#### [Supplied data]
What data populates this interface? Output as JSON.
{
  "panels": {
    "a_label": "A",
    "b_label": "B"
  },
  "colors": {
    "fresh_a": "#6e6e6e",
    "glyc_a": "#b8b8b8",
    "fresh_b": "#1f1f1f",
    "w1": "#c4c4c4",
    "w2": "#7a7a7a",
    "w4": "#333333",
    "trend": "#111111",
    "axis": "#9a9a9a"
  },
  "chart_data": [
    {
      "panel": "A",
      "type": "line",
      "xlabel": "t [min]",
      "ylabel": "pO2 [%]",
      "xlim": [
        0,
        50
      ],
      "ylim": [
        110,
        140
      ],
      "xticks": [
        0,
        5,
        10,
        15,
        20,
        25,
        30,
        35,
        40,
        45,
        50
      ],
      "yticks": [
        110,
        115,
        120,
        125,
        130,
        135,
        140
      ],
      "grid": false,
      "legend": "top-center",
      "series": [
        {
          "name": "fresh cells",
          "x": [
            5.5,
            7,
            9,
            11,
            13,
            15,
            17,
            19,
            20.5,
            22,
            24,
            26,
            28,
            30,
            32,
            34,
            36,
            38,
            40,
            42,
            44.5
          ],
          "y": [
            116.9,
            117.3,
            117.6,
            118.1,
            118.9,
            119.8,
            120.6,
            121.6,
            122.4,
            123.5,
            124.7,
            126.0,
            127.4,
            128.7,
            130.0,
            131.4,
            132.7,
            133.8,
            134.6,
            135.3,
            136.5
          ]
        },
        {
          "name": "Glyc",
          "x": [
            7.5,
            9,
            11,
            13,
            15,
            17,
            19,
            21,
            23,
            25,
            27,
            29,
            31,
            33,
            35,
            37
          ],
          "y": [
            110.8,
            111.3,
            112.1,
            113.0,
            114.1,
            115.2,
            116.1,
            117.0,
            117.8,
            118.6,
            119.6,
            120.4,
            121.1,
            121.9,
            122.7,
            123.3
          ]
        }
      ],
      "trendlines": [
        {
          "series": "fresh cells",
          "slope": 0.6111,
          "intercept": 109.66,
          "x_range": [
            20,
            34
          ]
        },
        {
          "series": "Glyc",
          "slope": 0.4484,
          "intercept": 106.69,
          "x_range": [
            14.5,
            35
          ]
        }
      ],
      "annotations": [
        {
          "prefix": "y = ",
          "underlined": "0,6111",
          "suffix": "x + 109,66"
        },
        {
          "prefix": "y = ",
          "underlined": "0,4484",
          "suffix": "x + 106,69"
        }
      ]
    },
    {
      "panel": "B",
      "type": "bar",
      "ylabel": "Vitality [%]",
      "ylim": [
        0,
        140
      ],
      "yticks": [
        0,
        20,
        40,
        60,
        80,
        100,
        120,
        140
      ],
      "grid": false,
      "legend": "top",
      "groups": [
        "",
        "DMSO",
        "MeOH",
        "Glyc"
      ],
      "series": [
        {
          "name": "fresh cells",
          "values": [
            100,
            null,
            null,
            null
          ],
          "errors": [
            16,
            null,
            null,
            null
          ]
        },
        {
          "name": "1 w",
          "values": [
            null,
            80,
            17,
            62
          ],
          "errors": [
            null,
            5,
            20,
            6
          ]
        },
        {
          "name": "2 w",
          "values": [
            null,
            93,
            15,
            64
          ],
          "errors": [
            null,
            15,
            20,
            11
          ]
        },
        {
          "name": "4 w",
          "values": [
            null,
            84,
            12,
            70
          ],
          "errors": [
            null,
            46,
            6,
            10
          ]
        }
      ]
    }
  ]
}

#### [Task to complete]
No line may be altered or left out when the data is written out.

#### [Solution to this task]
What data populates this interface? Output as JSON.
{
  "panels": {
    "a_label": "A",
    "b_label": "B"
  },
  "colors": {
    "fresh_a": "#6e6e6e",
    "glyc_a": "#b8b8b8",
    "fresh_b": "#1f1f1f",
    "w1": "#c4c4c4",
    "w2": "#7a7a7a",
    "w4": "#333333",
    "trend": "#111111",
    "axis": "#9a9a9a"
  },
  "chart_data": [
    {
      "panel": "A",
      "type": "line",
      "xlabel": "t [min]",
      "ylabel": "pO2 [%]",
      "xlim": [
        0,
        50
      ],
      "ylim": [
        110,
        140
      ],
      "xticks": [
        0,
        5,
        10,
        15,
        20,
        25,
        30,
        35,
        40,
        45,
        50
      ],
      "yticks": [
        110,
        115,
        120,
        125,
        130,
        135,
        140
      ],
      "grid": false,
      "legend": "top-center",
      "series": [
        {
          "name": "fresh cells",
          "x": [
            5.5,
            7,
            9,
            11,
            13,
            15,
            17,
            19,
            20.5,
            22,
            24,
            26,
            28,
            30,
            32,
            34,
            36,
            38,
            40,
            42,
            44.5
          ],
          "y": [
            116.9,
            117.3,
            117.6,
            118.1,
            118.9,
            119.8,
            120.6,
            121.6,
            122.4,
            123.5,
            124.7,
            126.0,
            127.4,
            128.7,
            130.0,
            131.4,
            132.7,
            133.8,
            134.6,
            135.3,
            136.5
          ]
        },
        {
          "name": "Glyc",
          "x": [
            7.5,
            9,
            11,
            13,
            15,
            17,
            19,
            21,
            23,
            25,
            27,
            29,
            31,
            33,
            35,
            37
          ],
          "y": [
            110.8,
            111.3,
            112.1,
            113.0,
            114.1,
            115.2,
            116.1,
            117.0,
            117.8,
            118.6,
            119.6,
            120.4,
            121.1,
            121.9,
            122.7,
            123.3
          ]
        }
      ],
      "trendlines": [
        {
          "series": "fresh cells",
          "slope": 0.6111,
          "intercept": 109.66,
          "x_range": [
            20,
            34
          ]
        },
        {
          "series": "Glyc",
          "slope": 0.4484,
          "intercept": 106.69,
          "x_range": [
            14.5,
            35
          ]
        }
      ],
      "annotations": [
        {
          "prefix": "y = ",
          "underlined": "0,6111",
          "suffix": "x + 109,66"
        },
        {
          "prefix": "y = ",
          "underlined": "0,4484",
          "suffix": "x + 106,69"
        }
      ]
    },
    {
      "panel": "B",
      "type": "bar",
      "ylabel": "Vitality [%]",
      "ylim": [
        0,
        140
      ],
      "yticks": [
        0,
        20,
        40,
        60,
        80,
        100,
        120,
        140
      ],
      "grid": false,
      "legend": "top",
      "groups": [
        "",
        "DMSO",
        "MeOH",
        "Glyc"
      ],
      "series": [
        {
          "name": "fresh cells",
          "values": [
            100,
            null,
            null,
            null
          ],
          "errors": [
            16,
            null,
            null,
            null
          ]
        },
        {
          "name": "1 w",
          "values": [
            null,
            80,
            17,
            62
          ],
          "errors": [
            null,
            5,
            20,
            6
          ]
        },
        {
          "name": "2 w",
          "values": [
            null,
            93,
            15,
            64
          ],
          "errors": [
            null,
            15,
            20,
            11
          ]
        },
        {
          "name": "4 w",
          "values": [
            null,
            84,
            12,
            70
          ],
          "errors": [
            null,
            46,
            6,
            10
          ]
        }
      ]
    }
  ]
}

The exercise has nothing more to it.